What is the number of lines containing the string "Fingerprint"? Answer with the number only.

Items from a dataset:
(begin)
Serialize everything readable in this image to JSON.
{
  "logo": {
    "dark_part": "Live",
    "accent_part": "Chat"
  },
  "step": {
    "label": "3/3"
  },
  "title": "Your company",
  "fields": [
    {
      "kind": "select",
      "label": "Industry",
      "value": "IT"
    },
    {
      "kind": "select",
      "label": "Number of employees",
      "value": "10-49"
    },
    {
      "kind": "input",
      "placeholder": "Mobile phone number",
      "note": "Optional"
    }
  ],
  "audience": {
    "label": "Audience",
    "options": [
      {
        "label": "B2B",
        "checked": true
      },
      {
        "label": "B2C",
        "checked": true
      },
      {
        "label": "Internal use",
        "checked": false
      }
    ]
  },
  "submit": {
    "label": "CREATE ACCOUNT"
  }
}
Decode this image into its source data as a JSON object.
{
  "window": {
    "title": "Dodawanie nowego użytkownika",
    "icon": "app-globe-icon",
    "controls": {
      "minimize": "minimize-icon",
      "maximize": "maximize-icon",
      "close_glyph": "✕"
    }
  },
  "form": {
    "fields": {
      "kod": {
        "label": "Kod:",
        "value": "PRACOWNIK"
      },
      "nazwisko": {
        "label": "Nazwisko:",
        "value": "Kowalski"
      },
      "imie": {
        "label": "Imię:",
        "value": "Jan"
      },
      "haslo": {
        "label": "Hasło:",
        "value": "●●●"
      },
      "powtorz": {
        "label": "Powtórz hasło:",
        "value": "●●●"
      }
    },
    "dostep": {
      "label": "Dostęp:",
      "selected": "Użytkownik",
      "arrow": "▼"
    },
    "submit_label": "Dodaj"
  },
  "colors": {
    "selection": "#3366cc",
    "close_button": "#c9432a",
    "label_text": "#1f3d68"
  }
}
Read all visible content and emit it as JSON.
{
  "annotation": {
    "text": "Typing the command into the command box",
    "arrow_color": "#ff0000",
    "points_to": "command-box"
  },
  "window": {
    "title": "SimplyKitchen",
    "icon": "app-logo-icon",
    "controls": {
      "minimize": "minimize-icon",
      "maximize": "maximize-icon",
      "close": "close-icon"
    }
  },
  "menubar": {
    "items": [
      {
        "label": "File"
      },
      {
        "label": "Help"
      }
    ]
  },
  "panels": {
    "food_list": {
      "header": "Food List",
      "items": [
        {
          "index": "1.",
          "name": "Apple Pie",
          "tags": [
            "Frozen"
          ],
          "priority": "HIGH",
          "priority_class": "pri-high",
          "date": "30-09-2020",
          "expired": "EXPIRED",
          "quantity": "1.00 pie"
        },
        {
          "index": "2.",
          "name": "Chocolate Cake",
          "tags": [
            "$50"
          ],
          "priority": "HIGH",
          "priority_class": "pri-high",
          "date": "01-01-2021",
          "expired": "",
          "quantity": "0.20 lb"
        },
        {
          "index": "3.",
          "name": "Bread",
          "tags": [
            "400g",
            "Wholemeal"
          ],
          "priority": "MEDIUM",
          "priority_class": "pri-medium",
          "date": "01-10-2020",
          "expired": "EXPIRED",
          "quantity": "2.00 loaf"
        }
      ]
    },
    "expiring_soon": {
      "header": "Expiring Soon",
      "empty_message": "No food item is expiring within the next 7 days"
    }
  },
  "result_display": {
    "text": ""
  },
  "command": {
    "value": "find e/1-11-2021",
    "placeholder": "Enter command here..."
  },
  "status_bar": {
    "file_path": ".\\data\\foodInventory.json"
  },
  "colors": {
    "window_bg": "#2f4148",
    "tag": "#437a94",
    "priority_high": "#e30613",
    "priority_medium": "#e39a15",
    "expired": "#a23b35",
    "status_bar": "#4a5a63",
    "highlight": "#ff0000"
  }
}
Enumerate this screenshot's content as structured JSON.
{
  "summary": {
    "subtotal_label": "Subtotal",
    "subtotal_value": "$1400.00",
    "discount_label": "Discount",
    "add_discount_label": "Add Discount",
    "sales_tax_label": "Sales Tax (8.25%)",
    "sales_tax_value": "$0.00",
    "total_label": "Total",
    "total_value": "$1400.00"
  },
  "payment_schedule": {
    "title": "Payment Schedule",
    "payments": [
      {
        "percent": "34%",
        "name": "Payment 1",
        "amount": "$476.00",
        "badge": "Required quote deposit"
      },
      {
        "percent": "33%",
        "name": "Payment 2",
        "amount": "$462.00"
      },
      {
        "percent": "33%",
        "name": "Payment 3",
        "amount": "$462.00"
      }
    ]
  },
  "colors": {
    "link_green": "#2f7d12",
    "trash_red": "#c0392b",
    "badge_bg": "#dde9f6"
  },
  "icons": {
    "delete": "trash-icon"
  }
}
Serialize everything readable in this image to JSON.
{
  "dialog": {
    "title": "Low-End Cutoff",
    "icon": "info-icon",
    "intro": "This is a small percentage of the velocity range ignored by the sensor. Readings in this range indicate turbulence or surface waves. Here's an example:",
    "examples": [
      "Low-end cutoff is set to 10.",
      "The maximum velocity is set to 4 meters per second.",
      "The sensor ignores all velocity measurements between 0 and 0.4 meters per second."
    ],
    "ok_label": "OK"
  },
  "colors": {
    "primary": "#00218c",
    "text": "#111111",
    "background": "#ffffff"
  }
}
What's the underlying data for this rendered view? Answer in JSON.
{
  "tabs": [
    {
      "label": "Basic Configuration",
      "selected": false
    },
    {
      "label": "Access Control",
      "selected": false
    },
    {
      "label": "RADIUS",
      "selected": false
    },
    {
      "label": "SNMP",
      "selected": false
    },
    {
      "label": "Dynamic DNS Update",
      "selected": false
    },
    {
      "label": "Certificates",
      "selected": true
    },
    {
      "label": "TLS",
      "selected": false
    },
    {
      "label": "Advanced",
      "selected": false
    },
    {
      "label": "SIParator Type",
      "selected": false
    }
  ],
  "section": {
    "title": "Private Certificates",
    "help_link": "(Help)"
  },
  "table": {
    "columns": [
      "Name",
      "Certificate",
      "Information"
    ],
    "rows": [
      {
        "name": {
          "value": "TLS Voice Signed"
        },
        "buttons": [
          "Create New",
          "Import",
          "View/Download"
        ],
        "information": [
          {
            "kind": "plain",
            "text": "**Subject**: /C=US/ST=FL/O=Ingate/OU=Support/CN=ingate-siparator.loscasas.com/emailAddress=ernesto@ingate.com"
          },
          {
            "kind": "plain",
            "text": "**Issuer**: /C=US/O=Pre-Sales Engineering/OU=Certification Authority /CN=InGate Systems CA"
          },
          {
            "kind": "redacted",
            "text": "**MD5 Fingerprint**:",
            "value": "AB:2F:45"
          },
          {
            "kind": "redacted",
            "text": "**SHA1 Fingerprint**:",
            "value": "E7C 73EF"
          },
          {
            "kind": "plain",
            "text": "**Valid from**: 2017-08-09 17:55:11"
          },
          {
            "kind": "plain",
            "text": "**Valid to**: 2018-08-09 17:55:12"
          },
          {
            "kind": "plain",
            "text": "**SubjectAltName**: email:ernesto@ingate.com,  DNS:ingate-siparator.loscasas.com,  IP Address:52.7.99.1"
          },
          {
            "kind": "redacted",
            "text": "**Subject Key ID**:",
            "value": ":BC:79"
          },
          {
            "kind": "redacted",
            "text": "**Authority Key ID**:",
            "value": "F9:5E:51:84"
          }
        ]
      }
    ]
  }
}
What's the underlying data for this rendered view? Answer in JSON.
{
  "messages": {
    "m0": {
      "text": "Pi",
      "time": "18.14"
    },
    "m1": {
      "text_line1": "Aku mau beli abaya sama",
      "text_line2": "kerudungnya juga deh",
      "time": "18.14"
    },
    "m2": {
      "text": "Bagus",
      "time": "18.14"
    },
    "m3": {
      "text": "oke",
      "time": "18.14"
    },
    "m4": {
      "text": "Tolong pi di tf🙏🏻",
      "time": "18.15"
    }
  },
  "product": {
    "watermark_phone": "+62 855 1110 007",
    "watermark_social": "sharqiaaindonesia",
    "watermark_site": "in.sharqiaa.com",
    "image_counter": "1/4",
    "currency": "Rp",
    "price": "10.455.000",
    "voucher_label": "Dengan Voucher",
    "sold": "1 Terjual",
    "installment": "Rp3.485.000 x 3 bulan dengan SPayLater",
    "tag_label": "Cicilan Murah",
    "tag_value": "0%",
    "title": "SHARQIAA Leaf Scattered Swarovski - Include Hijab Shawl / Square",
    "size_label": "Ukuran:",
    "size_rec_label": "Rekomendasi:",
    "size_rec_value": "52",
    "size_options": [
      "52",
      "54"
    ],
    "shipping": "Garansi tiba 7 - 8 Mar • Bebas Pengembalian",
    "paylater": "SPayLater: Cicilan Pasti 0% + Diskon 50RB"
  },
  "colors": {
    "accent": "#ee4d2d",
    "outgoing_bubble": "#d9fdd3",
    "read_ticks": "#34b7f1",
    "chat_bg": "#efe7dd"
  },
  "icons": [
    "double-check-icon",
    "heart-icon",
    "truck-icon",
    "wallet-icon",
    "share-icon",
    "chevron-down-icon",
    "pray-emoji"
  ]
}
(end)
## Completed task:
2